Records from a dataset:

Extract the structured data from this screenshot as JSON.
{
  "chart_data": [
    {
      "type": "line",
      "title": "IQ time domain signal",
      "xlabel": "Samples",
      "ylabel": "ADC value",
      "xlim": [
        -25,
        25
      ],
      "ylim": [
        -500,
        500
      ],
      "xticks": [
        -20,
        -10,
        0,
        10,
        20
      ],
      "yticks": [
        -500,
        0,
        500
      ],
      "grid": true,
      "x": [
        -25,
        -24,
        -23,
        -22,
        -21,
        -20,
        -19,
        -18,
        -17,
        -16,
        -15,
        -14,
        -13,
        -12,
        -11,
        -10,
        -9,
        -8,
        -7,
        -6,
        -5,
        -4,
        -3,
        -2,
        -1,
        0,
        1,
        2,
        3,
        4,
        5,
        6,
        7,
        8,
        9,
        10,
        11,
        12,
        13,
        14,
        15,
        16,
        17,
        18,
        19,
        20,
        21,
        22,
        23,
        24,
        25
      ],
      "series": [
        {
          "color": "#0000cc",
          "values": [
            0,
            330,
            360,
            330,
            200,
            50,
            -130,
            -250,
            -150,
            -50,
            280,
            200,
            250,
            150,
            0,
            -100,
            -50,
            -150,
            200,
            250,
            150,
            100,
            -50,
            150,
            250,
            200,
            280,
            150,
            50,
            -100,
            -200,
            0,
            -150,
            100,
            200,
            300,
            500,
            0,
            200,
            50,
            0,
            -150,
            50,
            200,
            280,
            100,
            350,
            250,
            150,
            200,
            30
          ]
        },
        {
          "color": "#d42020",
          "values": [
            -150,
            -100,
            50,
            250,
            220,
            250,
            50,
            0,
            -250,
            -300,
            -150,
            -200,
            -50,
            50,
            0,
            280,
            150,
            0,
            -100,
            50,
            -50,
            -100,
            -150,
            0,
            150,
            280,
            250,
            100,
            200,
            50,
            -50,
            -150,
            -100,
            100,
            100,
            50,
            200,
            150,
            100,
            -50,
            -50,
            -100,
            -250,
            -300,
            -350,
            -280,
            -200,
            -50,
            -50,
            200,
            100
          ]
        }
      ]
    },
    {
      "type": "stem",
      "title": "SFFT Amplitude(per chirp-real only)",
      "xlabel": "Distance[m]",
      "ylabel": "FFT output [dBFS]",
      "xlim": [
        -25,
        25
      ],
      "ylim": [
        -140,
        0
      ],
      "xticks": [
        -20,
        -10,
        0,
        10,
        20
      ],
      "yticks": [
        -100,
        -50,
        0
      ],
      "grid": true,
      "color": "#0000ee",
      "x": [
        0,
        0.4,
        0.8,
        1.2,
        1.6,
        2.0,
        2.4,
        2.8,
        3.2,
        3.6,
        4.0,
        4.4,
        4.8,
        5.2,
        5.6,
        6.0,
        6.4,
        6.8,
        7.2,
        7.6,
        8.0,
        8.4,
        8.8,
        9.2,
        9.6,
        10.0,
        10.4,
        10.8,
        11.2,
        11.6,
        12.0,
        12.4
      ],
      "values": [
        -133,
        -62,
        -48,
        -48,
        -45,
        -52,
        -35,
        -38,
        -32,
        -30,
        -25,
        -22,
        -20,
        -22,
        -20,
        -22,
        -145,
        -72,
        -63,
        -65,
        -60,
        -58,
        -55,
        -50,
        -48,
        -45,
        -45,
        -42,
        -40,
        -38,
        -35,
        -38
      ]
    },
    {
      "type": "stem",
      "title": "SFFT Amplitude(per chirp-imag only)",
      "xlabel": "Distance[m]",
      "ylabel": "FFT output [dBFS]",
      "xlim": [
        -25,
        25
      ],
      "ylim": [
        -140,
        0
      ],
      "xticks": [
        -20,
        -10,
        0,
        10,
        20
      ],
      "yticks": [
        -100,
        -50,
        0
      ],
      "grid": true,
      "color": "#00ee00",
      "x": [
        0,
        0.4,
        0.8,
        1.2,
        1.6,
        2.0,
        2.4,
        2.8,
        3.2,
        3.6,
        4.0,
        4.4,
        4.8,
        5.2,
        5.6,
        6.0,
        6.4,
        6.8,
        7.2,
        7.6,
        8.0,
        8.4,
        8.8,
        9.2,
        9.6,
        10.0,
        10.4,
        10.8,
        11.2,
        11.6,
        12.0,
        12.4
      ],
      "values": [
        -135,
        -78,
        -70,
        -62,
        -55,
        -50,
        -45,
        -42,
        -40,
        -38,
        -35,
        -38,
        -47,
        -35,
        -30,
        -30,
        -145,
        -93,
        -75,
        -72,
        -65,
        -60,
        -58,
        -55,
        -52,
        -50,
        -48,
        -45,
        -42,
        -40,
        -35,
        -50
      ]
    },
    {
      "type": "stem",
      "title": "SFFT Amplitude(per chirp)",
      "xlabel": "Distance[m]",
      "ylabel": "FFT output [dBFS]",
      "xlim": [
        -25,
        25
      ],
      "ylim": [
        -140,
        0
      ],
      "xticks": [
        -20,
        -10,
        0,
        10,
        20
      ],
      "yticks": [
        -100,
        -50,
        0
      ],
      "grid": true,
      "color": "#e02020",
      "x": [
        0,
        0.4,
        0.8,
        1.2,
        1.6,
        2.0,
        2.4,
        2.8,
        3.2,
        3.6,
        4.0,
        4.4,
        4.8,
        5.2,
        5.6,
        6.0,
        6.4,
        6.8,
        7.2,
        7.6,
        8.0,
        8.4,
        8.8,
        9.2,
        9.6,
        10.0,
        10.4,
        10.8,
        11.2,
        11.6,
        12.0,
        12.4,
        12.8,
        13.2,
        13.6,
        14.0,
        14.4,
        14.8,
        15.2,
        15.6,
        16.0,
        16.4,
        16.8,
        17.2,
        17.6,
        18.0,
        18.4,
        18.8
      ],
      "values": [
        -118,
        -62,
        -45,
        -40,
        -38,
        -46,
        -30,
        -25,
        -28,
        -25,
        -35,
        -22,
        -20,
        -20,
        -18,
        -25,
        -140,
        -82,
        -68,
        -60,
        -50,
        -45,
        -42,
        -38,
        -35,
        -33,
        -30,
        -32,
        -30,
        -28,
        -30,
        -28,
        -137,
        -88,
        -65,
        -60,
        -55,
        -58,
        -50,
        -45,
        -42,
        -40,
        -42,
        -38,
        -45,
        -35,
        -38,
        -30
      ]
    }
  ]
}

● Exercise directions
Recopy the whole listing exactly.

● Answer to the task
Extract the structured data from this screenshot as JSON.
{
  "chart_data": [
    {
      "type": "line",
      "title": "IQ time domain signal",
      "xlabel": "Samples",
      "ylabel": "ADC value",
      "xlim": [
        -25,
        25
      ],
      "ylim": [
        -500,
        500
      ],
      "xticks": [
        -20,
        -10,
        0,
        10,
        20
      ],
      "yticks": [
        -500,
        0,
        500
      ],
      "grid": true,
      "x": [
        -25,
        -24,
        -23,
        -22,
        -21,
        -20,
        -19,
        -18,
        -17,
        -16,
        -15,
        -14,
        -13,
        -12,
        -11,
        -10,
        -9,
        -8,
        -7,
        -6,
        -5,
        -4,
        -3,
        -2,
        -1,
        0,
        1,
        2,
        3,
        4,
        5,
        6,
        7,
        8,
        9,
        10,
        11,
        12,
        13,
        14,
        15,
        16,
        17,
        18,
        19,
        20,
        21,
        22,
        23,
        24,
        25
      ],
      "series": [
        {
          "color": "#0000cc",
          "values": [
            0,
            330,
            360,
            330,
            200,
            50,
            -130,
            -250,
            -150,
            -50,
            280,
            200,
            250,
            150,
            0,
            -100,
            -50,
            -150,
            200,
            250,
            150,
            100,
            -50,
            150,
            250,
            200,
            280,
            150,
            50,
            -100,
            -200,
            0,
            -150,
            100,
            200,
            300,
            500,
            0,
            200,
            50,
            0,
            -150,
            50,
            200,
            280,
            100,
            350,
            250,
            150,
            200,
            30
          ]
        },
        {
          "color": "#d42020",
          "values": [
            -150,
            -100,
            50,
            250,
            220,
            250,
            50,
            0,
            -250,
            -300,
            -150,
            -200,
            -50,
            50,
            0,
            280,
            150,
            0,
            -100,
            50,
            -50,
            -100,
            -150,
            0,
            150,
            280,
            250,
            100,
            200,
            50,
            -50,
            -150,
            -100,
            100,
            100,
            50,
            200,
            150,
            100,
            -50,
            -50,
            -100,
            -250,
            -300,
            -350,
            -280,
            -200,
            -50,
            -50,
            200,
            100
          ]
        }
      ]
    },
    {
      "type": "stem",
      "title": "SFFT Amplitude(per chirp-real only)",
      "xlabel": "Distance[m]",
      "ylabel": "FFT output [dBFS]",
      "xlim": [
        -25,
        25
      ],
      "ylim": [
        -140,
        0
      ],
      "xticks": [
        -20,
        -10,
        0,
        10,
        20
      ],
      "yticks": [
        -100,
        -50,
        0
      ],
      "grid": true,
      "color": "#0000ee",
      "x": [
        0,
        0.4,
        0.8,
        1.2,
        1.6,
        2.0,
        2.4,
        2.8,
        3.2,
        3.6,
        4.0,
        4.4,
        4.8,
        5.2,
        5.6,
        6.0,
        6.4,
        6.8,
        7.2,
        7.6,
        8.0,
        8.4,
        8.8,
        9.2,
        9.6,
        10.0,
        10.4,
        10.8,
        11.2,
        11.6,
        12.0,
        12.4
      ],
      "values": [
        -133,
        -62,
        -48,
        -48,
        -45,
        -52,
        -35,
        -38,
        -32,
        -30,
        -25,
        -22,
        -20,
        -22,
        -20,
        -22,
        -145,
        -72,
        -63,
        -65,
        -60,
        -58,
        -55,
        -50,
        -48,
        -45,
        -45,
        -42,
        -40,
        -38,
        -35,
        -38
      ]
    },
    {
      "type": "stem",
      "title": "SFFT Amplitude(per chirp-imag only)",
      "xlabel": "Distance[m]",
      "ylabel": "FFT output [dBFS]",
      "xlim": [
        -25,
        25
      ],
      "ylim": [
        -140,
        0
      ],
      "xticks": [
        -20,
        -10,
        0,
        10,
        20
      ],
      "yticks": [
        -100,
        -50,
        0
      ],
      "grid": true,
      "color": "#00ee00",
      "x": [
        0,
        0.4,
        0.8,
        1.2,
        1.6,
        2.0,
        2.4,
        2.8,
        3.2,
        3.6,
        4.0,
        4.4,
        4.8,
        5.2,
        5.6,
        6.0,
        6.4,
        6.8,
        7.2,
        7.6,
        8.0,
        8.4,
        8.8,
        9.2,
        9.6,
        10.0,
        10.4,
        10.8,
        11.2,
        11.6,
        12.0,
        12.4
      ],
      "values": [
        -135,
        -78,
        -70,
        -62,
        -55,
        -50,
        -45,
        -42,
        -40,
        -38,
        -35,
        -38,
        -47,
        -35,
        -30,
        -30,
        -145,
        -93,
        -75,
        -72,
        -65,
        -60,
        -58,
        -55,
        -52,
        -50,
        -48,
        -45,
        -42,
        -40,
        -35,
        -50
      ]
    },
    {
      "type": "stem",
      "title": "SFFT Amplitude(per chirp)",
      "xlabel": "Distance[m]",
      "ylabel": "FFT output [dBFS]",
      "xlim": [
        -25,
        25
      ],
      "ylim": [
        -140,
        0
      ],
      "xticks": [
        -20,
        -10,
        0,
        10,
        20
      ],
      "yticks": [
        -100,
        -50,
        0
      ],
      "grid": true,
      "color": "#e02020",
      "x": [
        0,
        0.4,
        0.8,
        1.2,
        1.6,
        2.0,
        2.4,
        2.8,
        3.2,
        3.6,
        4.0,
        4.4,
        4.8,
        5.2,
        5.6,
        6.0,
        6.4,
        6.8,
        7.2,
        7.6,
        8.0,
        8.4,
        8.8,
        9.2,
        9.6,
        10.0,
        10.4,
        10.8,
        11.2,
        11.6,
        12.0,
        12.4,
        12.8,
        13.2,
        13.6,
        14.0,
        14.4,
        14.8,
        15.2,
        15.6,
        16.0,
        16.4,
        16.8,
        17.2,
        17.6,
        18.0,
        18.4,
        18.8
      ],
      "values": [
        -118,
        -62,
        -45,
        -40,
        -38,
        -46,
        -30,
        -25,
        -28,
        -25,
        -35,
        -22,
        -20,
        -20,
        -18,
        -25,
        -140,
        -82,
        -68,
        -60,
        -50,
        -45,
        -42,
        -38,
        -35,
        -33,
        -30,
        -32,
        -30,
        -28,
        -30,
        -28,
        -137,
        -88,
        -65,
        -60,
        -55,
        -58,
        -50,
        -45,
        -42,
        -40,
        -42,
        -38,
        -45,
        -35,
        -38,
        -30
      ]
    }
  ]
}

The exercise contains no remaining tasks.